Your task is to extract every entry that follows word for word while excluding the pictures.
_ _ _ _ _ _ _
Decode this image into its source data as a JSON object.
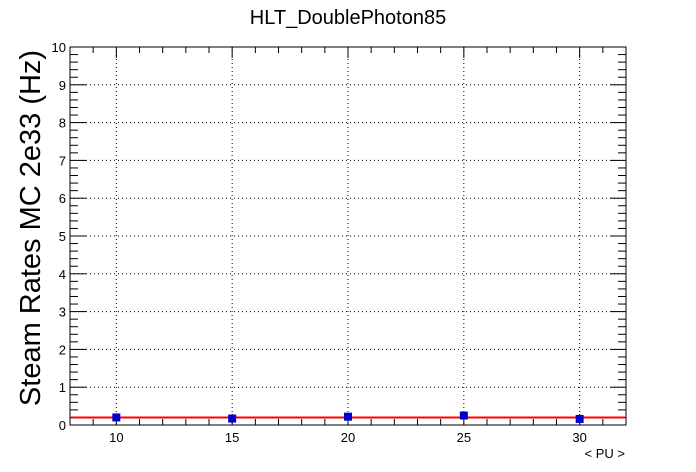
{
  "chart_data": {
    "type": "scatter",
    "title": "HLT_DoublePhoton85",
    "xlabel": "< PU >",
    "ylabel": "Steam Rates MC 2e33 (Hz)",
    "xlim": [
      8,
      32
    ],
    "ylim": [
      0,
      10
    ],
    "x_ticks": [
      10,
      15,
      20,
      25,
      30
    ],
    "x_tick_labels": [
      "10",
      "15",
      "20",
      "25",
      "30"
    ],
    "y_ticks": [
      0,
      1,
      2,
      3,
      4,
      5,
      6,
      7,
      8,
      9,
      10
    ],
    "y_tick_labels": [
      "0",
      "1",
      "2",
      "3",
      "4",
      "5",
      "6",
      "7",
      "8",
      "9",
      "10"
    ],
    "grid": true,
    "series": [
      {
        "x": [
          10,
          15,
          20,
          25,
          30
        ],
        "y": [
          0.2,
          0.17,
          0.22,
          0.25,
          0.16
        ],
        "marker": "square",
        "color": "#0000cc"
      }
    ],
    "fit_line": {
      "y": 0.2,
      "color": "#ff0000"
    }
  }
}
_ _ _ _ _ _ _
§ **Expected answer**
Decode this image into its source data as a JSON object.
{
  "chart_data": {
    "type": "scatter",
    "title": "HLT_DoublePhoton85",
    "xlabel": "< PU >",
    "ylabel": "Steam Rates MC 2e33 (Hz)",
    "xlim": [
      8,
      32
    ],
    "ylim": [
      0,
      10
    ],
    "x_ticks": [
      10,
      15,
      20,
      25,
      30
    ],
    "x_tick_labels": [
      "10",
      "15",
      "20",
      "25",
      "30"
    ],
    "y_ticks": [
      0,
      1,
      2,
      3,
      4,
      5,
      6,
      7,
      8,
      9,
      10
    ],
    "y_tick_labels": [
      "0",
      "1",
      "2",
      "3",
      "4",
      "5",
      "6",
      "7",
      "8",
      "9",
      "10"
    ],
    "grid": true,
    "series": [
      {
        "x": [
          10,
          15,
          20,
          25,
          30
        ],
        "y": [
          0.2,
          0.17,
          0.22,
          0.25,
          0.16
        ],
        "marker": "square",
        "color": "#0000cc"
      }
    ],
    "fit_line": {
      "y": 0.2,
      "color": "#ff0000"
    }
  }
}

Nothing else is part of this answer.